**What the task requires**: Rewrite the part of the records that opens with the first line and closes with the line containing "The FCC feed stream 6 is at (542, 927).", replacing "flowsheet" with "flow diagram" and leaving everything else unchanged.

* start Data to process *

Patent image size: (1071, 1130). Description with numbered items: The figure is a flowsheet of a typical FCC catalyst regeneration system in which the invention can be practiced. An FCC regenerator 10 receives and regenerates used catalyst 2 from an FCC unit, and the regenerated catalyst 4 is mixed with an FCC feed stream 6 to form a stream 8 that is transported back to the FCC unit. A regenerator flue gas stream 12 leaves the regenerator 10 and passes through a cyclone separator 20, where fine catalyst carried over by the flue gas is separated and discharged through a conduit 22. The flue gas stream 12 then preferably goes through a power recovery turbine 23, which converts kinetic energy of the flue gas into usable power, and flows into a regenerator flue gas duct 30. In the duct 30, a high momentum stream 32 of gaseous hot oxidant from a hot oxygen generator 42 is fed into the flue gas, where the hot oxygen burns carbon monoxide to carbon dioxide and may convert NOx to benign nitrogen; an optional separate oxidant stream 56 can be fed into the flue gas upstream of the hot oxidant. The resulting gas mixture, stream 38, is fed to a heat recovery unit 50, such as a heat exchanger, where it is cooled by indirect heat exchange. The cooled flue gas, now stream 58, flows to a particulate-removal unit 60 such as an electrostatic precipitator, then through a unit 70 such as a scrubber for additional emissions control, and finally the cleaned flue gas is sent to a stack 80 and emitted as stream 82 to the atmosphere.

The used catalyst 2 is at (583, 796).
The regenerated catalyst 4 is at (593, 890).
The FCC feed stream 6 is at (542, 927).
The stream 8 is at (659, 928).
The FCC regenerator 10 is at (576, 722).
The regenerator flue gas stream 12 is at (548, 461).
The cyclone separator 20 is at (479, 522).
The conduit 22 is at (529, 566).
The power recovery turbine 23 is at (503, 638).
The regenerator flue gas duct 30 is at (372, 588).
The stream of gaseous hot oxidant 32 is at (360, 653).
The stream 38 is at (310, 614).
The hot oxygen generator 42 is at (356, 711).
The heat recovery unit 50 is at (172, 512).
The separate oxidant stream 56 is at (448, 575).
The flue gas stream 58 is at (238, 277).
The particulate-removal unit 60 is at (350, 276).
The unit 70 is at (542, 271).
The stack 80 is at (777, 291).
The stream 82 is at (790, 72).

* end Data to process *

**Exercise result**:
Patent image size: (1071, 1130). Description with numbered items: The figure is a flow diagram of a typical FCC catalyst regeneration system in which the invention can be practiced. An FCC regenerator 10 receives and regenerates used catalyst 2 from an FCC unit, and the regenerated catalyst 4 is mixed with an FCC feed stream 6 to form a stream 8 that is transported back to the FCC unit. A regenerator flue gas stream 12 leaves the regenerator 10 and passes through a cyclone separator 20, where fine catalyst carried over by the flue gas is separated and discharged through a conduit 22. The flue gas stream 12 then preferably goes through a power recovery turbine 23, which converts kinetic energy of the flue gas into usable power, and flows into a regenerator flue gas duct 30. In the duct 30, a high momentum stream 32 of gaseous hot oxidant from a hot oxygen generator 42 is fed into the flue gas, where the hot oxygen burns carbon monoxide to carbon dioxide and may convert NOx to benign nitrogen; an optional separate oxidant stream 56 can be fed into the flue gas upstream of the hot oxidant. The resulting gas mixture, stream 38, is fed to a heat recovery unit 50, such as a heat exchanger, where it is cooled by indirect heat exchange. The cooled flue gas, now stream 58, flows to a particulate-removal unit 60 such as an electrostatic precipitator, then through a unit 70 such as a scrubber for additional emissions control, and finally the cleaned flue gas is sent to a stack 80 and emitted as stream 82 to the atmosphere.

The used catalyst 2 is at (583, 796).
The regenerated catalyst 4 is at (593, 890).
The FCC feed stream 6 is at (542, 927).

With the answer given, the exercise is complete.